[Begin]

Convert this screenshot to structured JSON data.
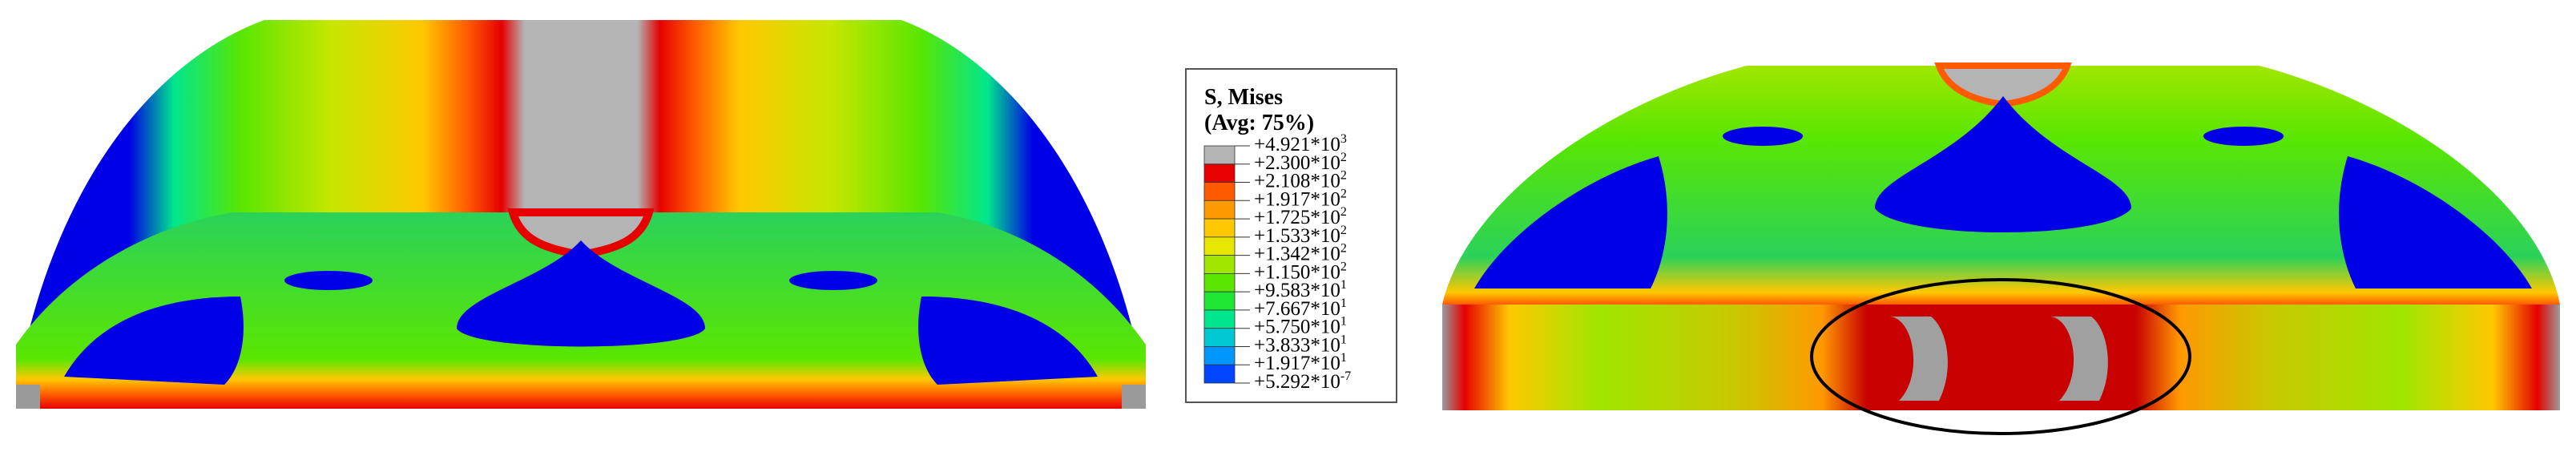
{
  "legend": {
    "title": "S, Mises",
    "subtitle": "(Avg: 75%)",
    "labels": [
      {
        "text": "+4.921*10",
        "exponent": "3"
      },
      {
        "text": "+2.300*10",
        "exponent": "2"
      },
      {
        "text": "+2.108*10",
        "exponent": "2"
      },
      {
        "text": "+1.917*10",
        "exponent": "2"
      },
      {
        "text": "+1.725*10",
        "exponent": "2"
      },
      {
        "text": "+1.533*10",
        "exponent": "2"
      },
      {
        "text": "+1.342*10",
        "exponent": "2"
      },
      {
        "text": "+1.150*10",
        "exponent": "2"
      },
      {
        "text": "+9.583*10",
        "exponent": "1"
      },
      {
        "text": "+7.667*10",
        "exponent": "1"
      },
      {
        "text": "+5.750*10",
        "exponent": "1"
      },
      {
        "text": "+3.833*10",
        "exponent": "1"
      },
      {
        "text": "+1.917*10",
        "exponent": "1"
      },
      {
        "text": "+5.292*10",
        "exponent": "-7"
      }
    ],
    "colors": [
      "#b4b4b4",
      "#e60000",
      "#ff5a00",
      "#ff9900",
      "#ffc800",
      "#e6e600",
      "#a0e600",
      "#5ae600",
      "#1ee632",
      "#00e68c",
      "#00c8d2",
      "#0096ff",
      "#0046ff",
      "#0000e6"
    ]
  }
}
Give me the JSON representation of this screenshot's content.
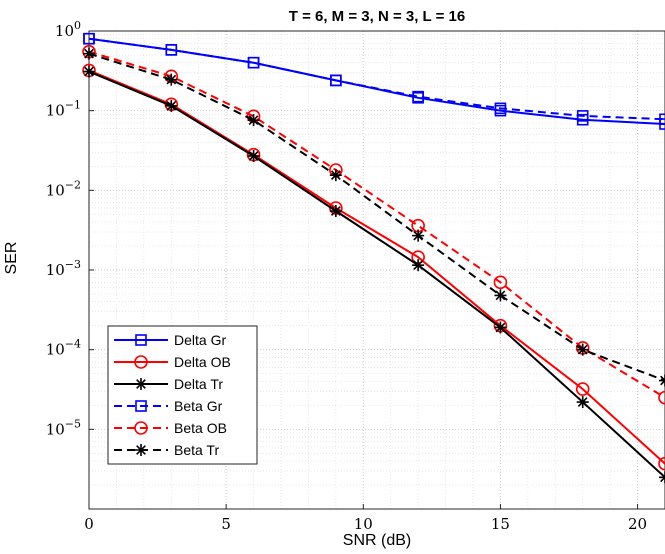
{
  "chart_data": {
    "type": "line",
    "title": "T = 6, M = 3, N = 3, L = 16",
    "xlabel": "SNR (dB)",
    "ylabel": "SER",
    "xlim": [
      0,
      21
    ],
    "ylim": [
      1e-06,
      1
    ],
    "y_scale": "log",
    "grid": true,
    "minor_grid": true,
    "legend_position": "bottom-left",
    "x_ticks": [
      0,
      5,
      10,
      15,
      20
    ],
    "y_ticks": [
      {
        "value": 1,
        "base": "10",
        "exp": "0"
      },
      {
        "value": 0.1,
        "base": "10",
        "exp": "−1"
      },
      {
        "value": 0.01,
        "base": "10",
        "exp": "−2"
      },
      {
        "value": 0.001,
        "base": "10",
        "exp": "−3"
      },
      {
        "value": 0.0001,
        "base": "10",
        "exp": "−4"
      },
      {
        "value": 1e-05,
        "base": "10",
        "exp": "−5"
      }
    ],
    "x": [
      0,
      3,
      6,
      9,
      12,
      15,
      18,
      21
    ],
    "series": [
      {
        "name": "Delta Gr",
        "color": "#0000ff",
        "dash": "solid",
        "marker": "square",
        "values": [
          0.8,
          0.58,
          0.4,
          0.24,
          0.145,
          0.1,
          0.077,
          0.068
        ]
      },
      {
        "name": "Delta OB",
        "color": "#ff0000",
        "dash": "solid",
        "marker": "circle",
        "values": [
          0.32,
          0.12,
          0.028,
          0.006,
          0.00145,
          0.0002,
          3.2e-05,
          3.7e-06
        ]
      },
      {
        "name": "Delta Tr",
        "color": "#000000",
        "dash": "solid",
        "marker": "star",
        "values": [
          0.31,
          0.115,
          0.027,
          0.0055,
          0.00115,
          0.00019,
          2.2e-05,
          2.5e-06
        ]
      },
      {
        "name": "Beta Gr",
        "color": "#0000ff",
        "dash": "dashed",
        "marker": "square",
        "values": [
          0.8,
          0.58,
          0.4,
          0.24,
          0.15,
          0.107,
          0.086,
          0.078
        ]
      },
      {
        "name": "Beta OB",
        "color": "#ff0000",
        "dash": "dashed",
        "marker": "circle",
        "values": [
          0.55,
          0.27,
          0.085,
          0.018,
          0.0036,
          0.0007,
          0.000105,
          2.5e-05
        ]
      },
      {
        "name": "Beta Tr",
        "color": "#000000",
        "dash": "dashed",
        "marker": "star",
        "values": [
          0.52,
          0.245,
          0.076,
          0.0155,
          0.0027,
          0.00048,
          0.0001,
          4.1e-05
        ]
      }
    ]
  }
}
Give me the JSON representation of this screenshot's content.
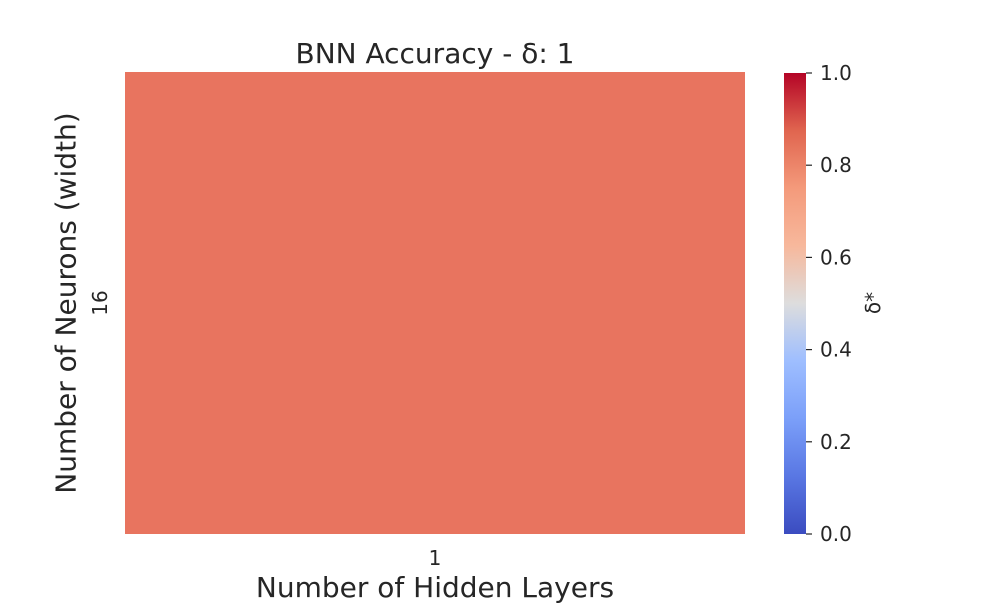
{
  "chart_data": {
    "type": "heatmap",
    "title": "BNN Accuracy - δ: 1",
    "xlabel": "Number of Hidden Layers",
    "ylabel": "Number of Neurons (width)",
    "x_categories": [
      "1"
    ],
    "y_categories": [
      "16"
    ],
    "values": [
      [
        0.82
      ]
    ],
    "colormap": "coolwarm",
    "cell_color": "#E8745F",
    "colorbar": {
      "label": "δ*",
      "range": [
        0.0,
        1.0
      ],
      "ticks": [
        "0.0",
        "0.2",
        "0.4",
        "0.6",
        "0.8",
        "1.0"
      ]
    }
  }
}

[End]

Go over the entries above and say how many lines hold the string "name", with no other text.

6